SHORT TASK:
Show, in full, each line of the data that contains "document".

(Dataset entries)

□ □ □ □ □

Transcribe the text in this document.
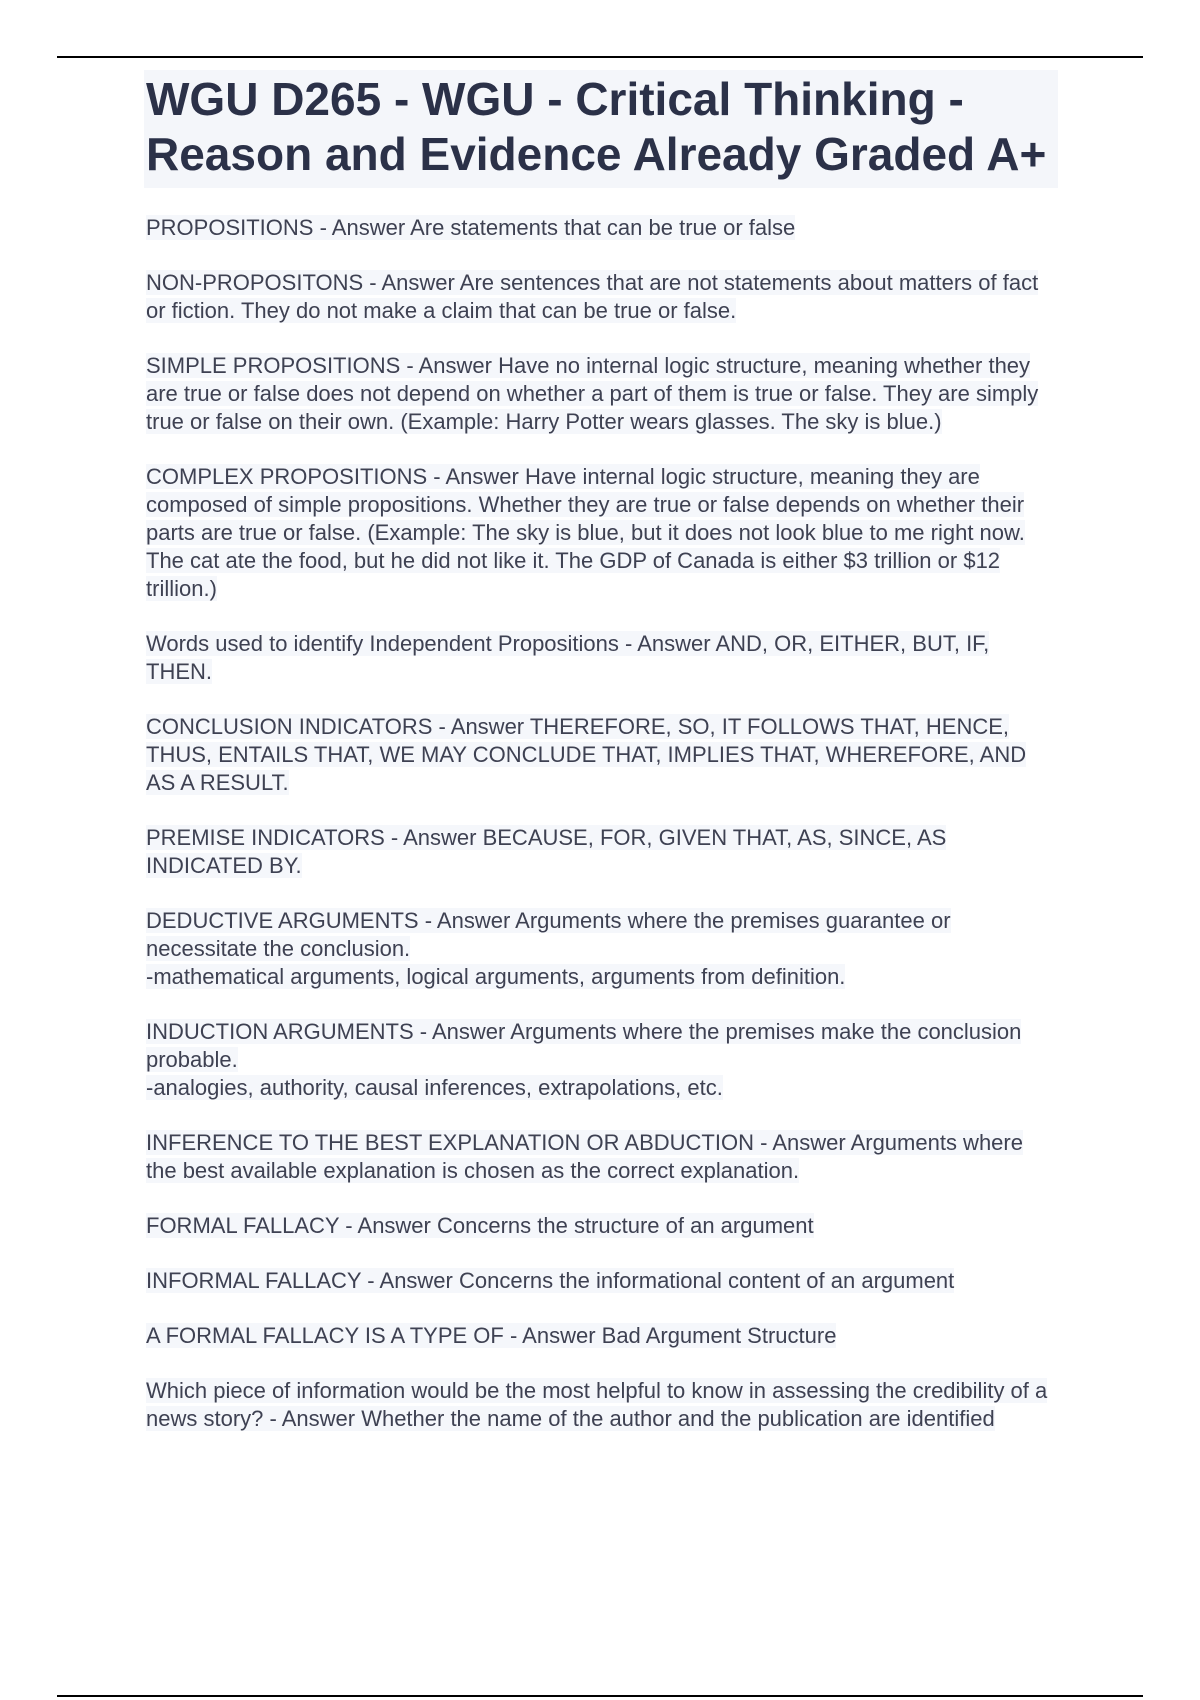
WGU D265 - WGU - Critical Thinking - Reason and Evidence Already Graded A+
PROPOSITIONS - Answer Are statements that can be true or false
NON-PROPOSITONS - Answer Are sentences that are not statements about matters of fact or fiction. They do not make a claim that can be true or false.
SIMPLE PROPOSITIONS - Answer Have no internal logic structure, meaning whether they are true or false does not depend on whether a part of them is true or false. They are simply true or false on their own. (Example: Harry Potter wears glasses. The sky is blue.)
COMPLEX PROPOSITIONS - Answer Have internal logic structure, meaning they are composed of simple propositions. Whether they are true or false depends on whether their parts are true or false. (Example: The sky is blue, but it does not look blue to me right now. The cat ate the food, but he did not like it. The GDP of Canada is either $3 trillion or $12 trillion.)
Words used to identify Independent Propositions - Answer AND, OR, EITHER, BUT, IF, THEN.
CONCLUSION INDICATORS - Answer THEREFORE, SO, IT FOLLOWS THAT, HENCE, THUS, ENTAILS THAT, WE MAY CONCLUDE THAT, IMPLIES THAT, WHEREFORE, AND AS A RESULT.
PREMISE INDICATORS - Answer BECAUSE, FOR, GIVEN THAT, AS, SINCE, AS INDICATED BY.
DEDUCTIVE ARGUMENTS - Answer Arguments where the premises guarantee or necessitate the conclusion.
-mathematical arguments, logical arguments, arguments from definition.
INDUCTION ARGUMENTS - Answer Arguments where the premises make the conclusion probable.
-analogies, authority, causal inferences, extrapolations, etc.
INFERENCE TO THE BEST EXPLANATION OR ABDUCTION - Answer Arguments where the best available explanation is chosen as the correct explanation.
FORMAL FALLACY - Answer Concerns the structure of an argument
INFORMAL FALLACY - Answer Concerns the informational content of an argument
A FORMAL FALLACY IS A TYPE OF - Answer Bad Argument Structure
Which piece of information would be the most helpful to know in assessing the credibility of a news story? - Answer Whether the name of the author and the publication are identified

□ □ □ □ □

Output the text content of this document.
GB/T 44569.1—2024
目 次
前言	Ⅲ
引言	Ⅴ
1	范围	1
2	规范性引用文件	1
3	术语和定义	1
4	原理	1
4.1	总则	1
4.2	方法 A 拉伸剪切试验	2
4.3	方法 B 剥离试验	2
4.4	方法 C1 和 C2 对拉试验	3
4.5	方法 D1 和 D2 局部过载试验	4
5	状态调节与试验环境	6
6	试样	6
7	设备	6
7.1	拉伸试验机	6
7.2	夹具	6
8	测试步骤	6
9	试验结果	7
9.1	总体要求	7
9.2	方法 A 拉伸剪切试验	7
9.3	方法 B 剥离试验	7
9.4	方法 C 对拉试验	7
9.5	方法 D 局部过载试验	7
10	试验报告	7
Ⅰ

□ □ □ □ □

SOLUTION TO THIS TASK:
Transcribe the text in this document.
Output the text content of this document.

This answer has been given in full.